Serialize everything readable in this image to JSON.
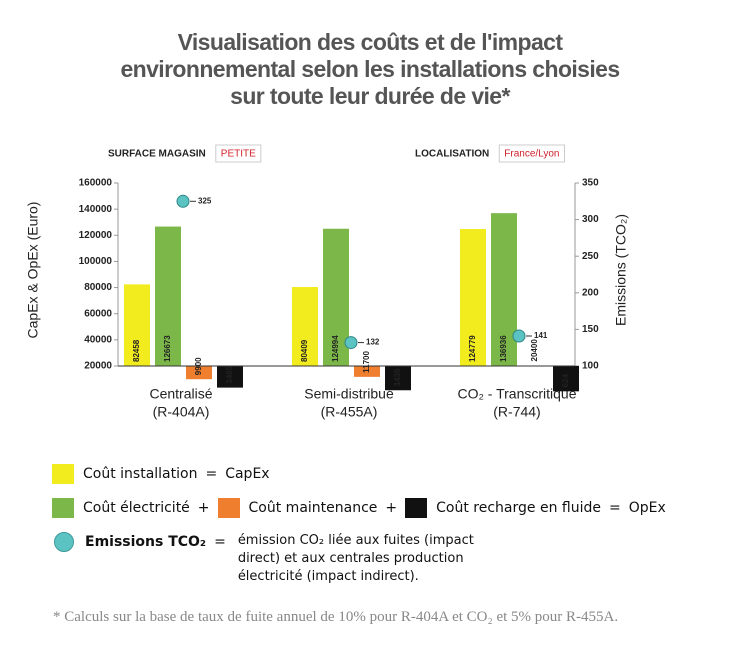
{
  "header": {
    "title": [
      "Visualisation des coûts et de l'impact",
      "environnemental selon les installations choisies",
      "sur toute leur durée de vie*"
    ]
  },
  "chart_data": {
    "type": "bar",
    "filters": [
      {
        "label": "SURFACE MAGASIN",
        "value": "PETITE"
      },
      {
        "label": "LOCALISATION",
        "value": "France/Lyon"
      }
    ],
    "categories": [
      [
        "Centralisé",
        "(R-404A)"
      ],
      [
        "Semi-distribué",
        "(R-455A)"
      ],
      [
        "CO₂ - Transcritique",
        "(R-744)"
      ]
    ],
    "series": [
      {
        "name": "Coût installation",
        "color": "#f2ec1f",
        "values": [
          82458,
          80409,
          124779
        ]
      },
      {
        "name": "Coût électricité",
        "color": "#7cb849",
        "values": [
          126673,
          124994,
          136936
        ]
      },
      {
        "name": "Coût maintenance",
        "color": "#ef7e2e",
        "values": [
          9900,
          11700,
          20400
        ]
      },
      {
        "name": "Coût recharge en fluide",
        "color": "#111111",
        "values": [
          3465,
          1436,
          624
        ]
      },
      {
        "name": "Emissions TCO₂",
        "color": "#5cc3c3",
        "type": "scatter",
        "axis": "y2",
        "values": [
          325,
          132,
          141
        ]
      }
    ],
    "ylabel": "CapEx & OpEx (Euro)",
    "y2label": "Emissions (TCO₂)",
    "ylim": [
      20000,
      160000
    ],
    "yticks": [
      20000,
      40000,
      60000,
      80000,
      100000,
      120000,
      140000,
      160000
    ],
    "y2lim": [
      100,
      350
    ],
    "y2ticks": [
      100,
      150,
      200,
      250,
      300,
      350
    ],
    "grid": false,
    "legend": {
      "operators": [
        "=",
        "+",
        "+",
        "=",
        "="
      ],
      "results": [
        "CapEx",
        "OpEx"
      ],
      "emissions_note": "émission CO₂ liée aux fuites (impact direct) et aux centrales production électricité (impact indirect)."
    }
  },
  "footnote": "* Calculs sur la base de taux de fuite annuel de 10% pour R-404A et CO₂ et 5% pour R-455A."
}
━━━
Extract each line holding the string "name".

* _Answer for the task_:
        "name": "Coût installation",
        "name": "Coût électricité",
        "name": "Coût maintenance",
        "name": "Coût recharge en fluide",
        "name": "Emissions TCO₂",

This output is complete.